-- WRITTEN INSTRUCTION --
Copy every line of the records below word for word, but leave out the pictures.
[Begin]
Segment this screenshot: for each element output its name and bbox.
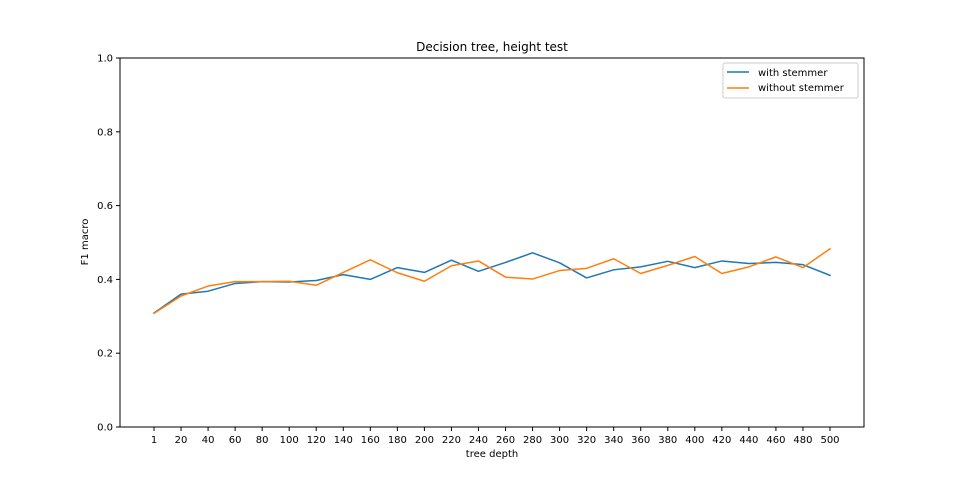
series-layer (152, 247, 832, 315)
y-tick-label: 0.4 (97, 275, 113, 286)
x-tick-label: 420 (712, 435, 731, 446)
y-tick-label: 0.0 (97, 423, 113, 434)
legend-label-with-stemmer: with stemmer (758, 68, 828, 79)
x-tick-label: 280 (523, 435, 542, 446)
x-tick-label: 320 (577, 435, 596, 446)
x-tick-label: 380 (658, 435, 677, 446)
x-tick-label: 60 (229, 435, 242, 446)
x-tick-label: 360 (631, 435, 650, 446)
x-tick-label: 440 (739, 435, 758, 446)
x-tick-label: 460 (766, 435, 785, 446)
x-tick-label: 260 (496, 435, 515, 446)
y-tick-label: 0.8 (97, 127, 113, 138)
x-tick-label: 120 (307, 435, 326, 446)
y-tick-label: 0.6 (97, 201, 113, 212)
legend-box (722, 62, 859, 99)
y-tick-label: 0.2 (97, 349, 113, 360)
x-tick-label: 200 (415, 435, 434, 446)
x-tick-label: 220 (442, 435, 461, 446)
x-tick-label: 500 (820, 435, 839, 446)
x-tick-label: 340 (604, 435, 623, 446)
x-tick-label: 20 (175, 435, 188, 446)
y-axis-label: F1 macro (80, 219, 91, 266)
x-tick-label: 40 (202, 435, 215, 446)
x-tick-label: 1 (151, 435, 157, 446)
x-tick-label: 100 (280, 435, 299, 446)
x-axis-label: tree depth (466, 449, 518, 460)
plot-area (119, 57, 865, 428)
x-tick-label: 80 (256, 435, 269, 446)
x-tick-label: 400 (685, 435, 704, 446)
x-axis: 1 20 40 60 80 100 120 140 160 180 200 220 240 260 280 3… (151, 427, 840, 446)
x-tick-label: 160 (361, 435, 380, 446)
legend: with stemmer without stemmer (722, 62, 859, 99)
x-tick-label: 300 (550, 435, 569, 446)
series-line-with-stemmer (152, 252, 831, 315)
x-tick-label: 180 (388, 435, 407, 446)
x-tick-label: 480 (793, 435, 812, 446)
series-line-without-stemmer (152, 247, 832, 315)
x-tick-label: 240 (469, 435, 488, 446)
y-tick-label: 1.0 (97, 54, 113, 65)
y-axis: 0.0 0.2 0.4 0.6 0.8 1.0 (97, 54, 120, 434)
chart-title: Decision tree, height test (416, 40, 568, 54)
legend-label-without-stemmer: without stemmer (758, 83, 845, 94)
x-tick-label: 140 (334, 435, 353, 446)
[End]
-- FULL SOLUTION --
Segment this screenshot: for each element output its name and bbox.
series-layer (152, 247, 832, 315)
y-tick-label: 0.4 (97, 275, 113, 286)
x-tick-label: 420 (712, 435, 731, 446)
y-tick-label: 0.0 (97, 423, 113, 434)
legend-label-with-stemmer: with stemmer (758, 68, 828, 79)
x-tick-label: 280 (523, 435, 542, 446)
x-tick-label: 320 (577, 435, 596, 446)
x-tick-label: 380 (658, 435, 677, 446)
x-tick-label: 60 (229, 435, 242, 446)
x-tick-label: 360 (631, 435, 650, 446)
x-tick-label: 440 (739, 435, 758, 446)
x-tick-label: 460 (766, 435, 785, 446)
x-tick-label: 260 (496, 435, 515, 446)
y-tick-label: 0.8 (97, 127, 113, 138)
x-tick-label: 120 (307, 435, 326, 446)
y-tick-label: 0.6 (97, 201, 113, 212)
legend-box (722, 62, 859, 99)
y-tick-label: 0.2 (97, 349, 113, 360)
x-tick-label: 200 (415, 435, 434, 446)
x-tick-label: 220 (442, 435, 461, 446)
x-tick-label: 500 (820, 435, 839, 446)
x-tick-label: 340 (604, 435, 623, 446)
x-tick-label: 20 (175, 435, 188, 446)
y-axis-label: F1 macro (80, 219, 91, 266)
x-tick-label: 40 (202, 435, 215, 446)
x-tick-label: 1 (151, 435, 157, 446)
x-tick-label: 100 (280, 435, 299, 446)
x-axis-label: tree depth (466, 449, 518, 460)
plot-area (119, 57, 865, 428)
x-tick-label: 80 (256, 435, 269, 446)
x-tick-label: 400 (685, 435, 704, 446)
x-axis: 1 20 40 60 80 100 120 140 160 180 200 220 240 260 280 3… (151, 427, 840, 446)
x-tick-label: 160 (361, 435, 380, 446)
legend: with stemmer without stemmer (722, 62, 859, 99)
x-tick-label: 300 (550, 435, 569, 446)
series-line-with-stemmer (152, 252, 831, 315)
x-tick-label: 180 (388, 435, 407, 446)
x-tick-label: 480 (793, 435, 812, 446)
series-line-without-stemmer (152, 247, 832, 315)
x-tick-label: 240 (469, 435, 488, 446)
y-tick-label: 1.0 (97, 54, 113, 65)
y-axis: 0.0 0.2 0.4 0.6 0.8 1.0 (97, 54, 120, 434)
chart-title: Decision tree, height test (416, 40, 568, 54)
legend-label-without-stemmer: without stemmer (758, 83, 845, 94)
x-tick-label: 140 (334, 435, 353, 446)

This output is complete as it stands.